Render every line of the rows below as a Markdown table with the columns No. and Line, numbering the lines in order. Skip blank lines and leave the pictures out.

Data lines:
— begin —

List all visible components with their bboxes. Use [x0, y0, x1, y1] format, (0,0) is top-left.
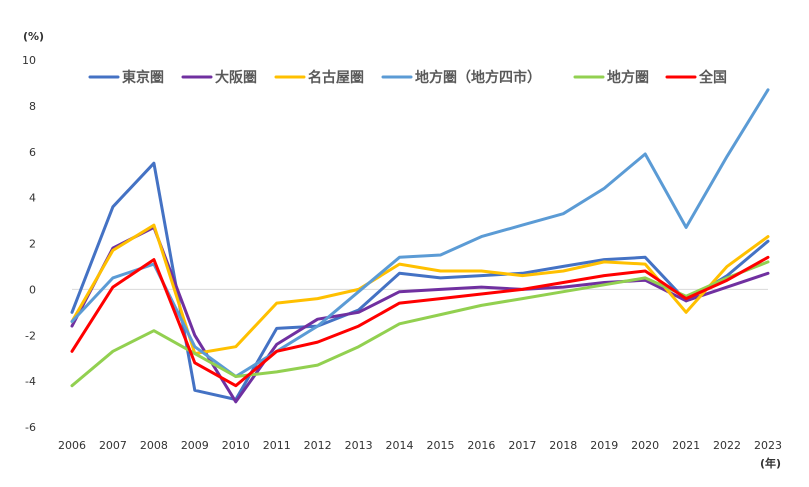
y-tick-label: 0 — [29, 283, 36, 296]
y-tick-label: -2 — [25, 329, 36, 342]
series-line-3 — [70, 88, 770, 378]
y-tick-label: 8 — [29, 100, 36, 113]
legend-label: 大阪圏 — [215, 69, 257, 86]
x-tick-label: 2019 — [590, 439, 618, 452]
y-tick-label: 6 — [29, 146, 36, 159]
legend-item: 地方圏（地方四市） — [381, 69, 541, 86]
legend-label: 名古屋圏 — [308, 69, 364, 86]
y-tick-label: -4 — [25, 375, 36, 388]
x-tick-label: 2011 — [263, 439, 291, 452]
x-axis-unit: (年) — [760, 456, 781, 470]
legend: 東京圏 大阪圏 名古屋圏 地方圏（地方四市） 地方圏 全国 — [88, 69, 727, 86]
legend-item: 名古屋圏 — [274, 69, 364, 86]
x-tick-label: 2023 — [754, 439, 782, 452]
x-tick-label: 2009 — [181, 439, 209, 452]
legend-label: 地方圏 — [607, 69, 649, 86]
x-tick-label: 2013 — [345, 439, 373, 452]
series-line-5 — [70, 255, 770, 388]
x-tick-label: 2015 — [426, 439, 454, 452]
x-tick-label: 2006 — [58, 439, 86, 452]
y-tick-label: -6 — [25, 421, 36, 434]
x-tick-label: 2012 — [304, 439, 332, 452]
x-tick-label: 2018 — [549, 439, 577, 452]
series-line-1 — [70, 225, 770, 404]
series-line-4 — [70, 260, 770, 388]
legend-item: 全国 — [665, 69, 727, 86]
x-tick-label: 2014 — [386, 439, 414, 452]
x-tick-label: 2007 — [99, 439, 127, 452]
y-tick-label: 2 — [29, 238, 36, 251]
legend-label: 地方圏（地方四市） — [415, 69, 541, 86]
legend-label: 東京圏 — [122, 69, 164, 86]
y-tick-label: 10 — [22, 54, 36, 67]
legend-item: 東京圏 — [88, 69, 164, 86]
series-line-0 — [70, 161, 770, 401]
legend-label: 全国 — [698, 69, 727, 86]
x-tick-label: 2020 — [631, 439, 659, 452]
x-tick-label: 2022 — [713, 439, 741, 452]
series-lines — [70, 88, 770, 404]
y-axis-ticks: -6 -4 -2 0 2 4 6 8 10 — [22, 54, 36, 434]
y-tick-label: 4 — [29, 192, 36, 205]
x-tick-label: 2010 — [222, 439, 250, 452]
x-tick-label: 2016 — [467, 439, 495, 452]
x-tick-label: 2021 — [672, 439, 700, 452]
legend-item: 大阪圏 — [181, 69, 257, 86]
x-axis-ticks: 2006 2007 2008 2009 2010 2011 2012 2013 2014 2015… — [58, 439, 782, 452]
x-tick-label: 2017 — [508, 439, 536, 452]
y-axis-unit: (%) — [23, 30, 44, 43]
x-tick-label: 2008 — [140, 439, 168, 452]
legend-item: 地方圏 — [573, 69, 649, 86]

— end —

- _ANSWER TO THIS PROBLEM_:
| No. | Line |
|---|---|
| 1 | List all visible components with their bboxes. Use [x0, y0, x1, y1] format, (0,0) is top-left. |
| 2 | y-tick-label: 0 — [29, 283, 36, 296] |
| 3 | y-tick-label: -2 — [25, 329, 36, 342] |
| 4 | series-line-3 — [70, 88, 770, 378] |
| 5 | y-tick-label: 8 — [29, 100, 36, 113] |
| 6 | legend-label: 大阪圏 — [215, 69, 257, 86] |
| 7 | x-tick-label: 2019 — [590, 439, 618, 452] |
| 8 | y-tick-label: 6 — [29, 146, 36, 159] |
| 9 | legend-item: 地方圏（地方四市） — [381, 69, 541, 86] |
| 10 | legend-label: 名古屋圏 — [308, 69, 364, 86] |
| 11 | y-tick-label: -4 — [25, 375, 36, 388] |
| 12 | x-tick-label: 2011 — [263, 439, 291, 452] |
| 13 | x-axis-unit: (年) — [760, 456, 781, 470] |
| 14 | legend: 東京圏 大阪圏 名古屋圏 地方圏（地方四市） 地方圏 全国 — [88, 69, 727, 86] |
| 15 | legend-item: 名古屋圏 — [274, 69, 364, 86] |
| 16 | x-tick-label: 2023 — [754, 439, 782, 452] |
| 17 | x-tick-label: 2009 — [181, 439, 209, 452] |
| 18 | legend-label: 地方圏 — [607, 69, 649, 86] |
| 19 | x-tick-label: 2013 — [345, 439, 373, 452] |
| 20 | series-line-5 — [70, 255, 770, 388] |
| 21 | x-tick-label: 2015 — [426, 439, 454, 452] |
| 22 | x-tick-label: 2006 — [58, 439, 86, 452] |
| 23 | y-tick-label: -6 — [25, 421, 36, 434] |
| 24 | x-tick-label: 2012 — [304, 439, 332, 452] |
| 25 | x-tick-label: 2018 — [549, 439, 577, 452] |
| 26 | series-line-1 — [70, 225, 770, 404] |
| 27 | series-line-4 — [70, 260, 770, 388] |
| 28 | legend-item: 全国 — [665, 69, 727, 86] |
| 29 | x-tick-label: 2014 — [386, 439, 414, 452] |
| 30 | x-tick-label: 2007 — [99, 439, 127, 452] |
| 31 | y-tick-label: 2 — [29, 238, 36, 251] |
| 32 | legend-label: 地方圏（地方四市） — [415, 69, 541, 86] |
| 33 | legend-label: 東京圏 — [122, 69, 164, 86] |
| 34 | y-tick-label: 10 — [22, 54, 36, 67] |
| 35 | legend-item: 東京圏 — [88, 69, 164, 86] |
| 36 | series-line-0 — [70, 161, 770, 401] |
| 37 | legend-label: 全国 — [698, 69, 727, 86] |
| 38 | x-tick-label: 2020 — [631, 439, 659, 452] |
| 39 | x-tick-label: 2022 — [713, 439, 741, 452] |
| 40 | series-lines — [70, 88, 770, 404] |
| 41 | y-axis-ticks: -6 -4 -2 0 2 4 6 8 10 — [22, 54, 36, 434] |
| 42 | y-tick-label: 4 — [29, 192, 36, 205] |
| 43 | x-tick-label: 2010 — [222, 439, 250, 452] |
| 44 | x-tick-label: 2016 — [467, 439, 495, 452] |
| 45 | x-tick-label: 2021 — [672, 439, 700, 452] |
| 46 | legend-item: 大阪圏 — [181, 69, 257, 86] |
| 47 | x-axis-ticks: 2006 2007 2008 2009 2010 2011 2012 2013 2014 2015… — [58, 439, 782, 452] |
| 48 | x-tick-label: 2017 — [508, 439, 536, 452] |
| 49 | y-axis-unit: (%) — [23, 30, 44, 43] |
| 50 | x-tick-label: 2008 — [140, 439, 168, 452] |
| 51 | legend-item: 地方圏 — [573, 69, 649, 86] |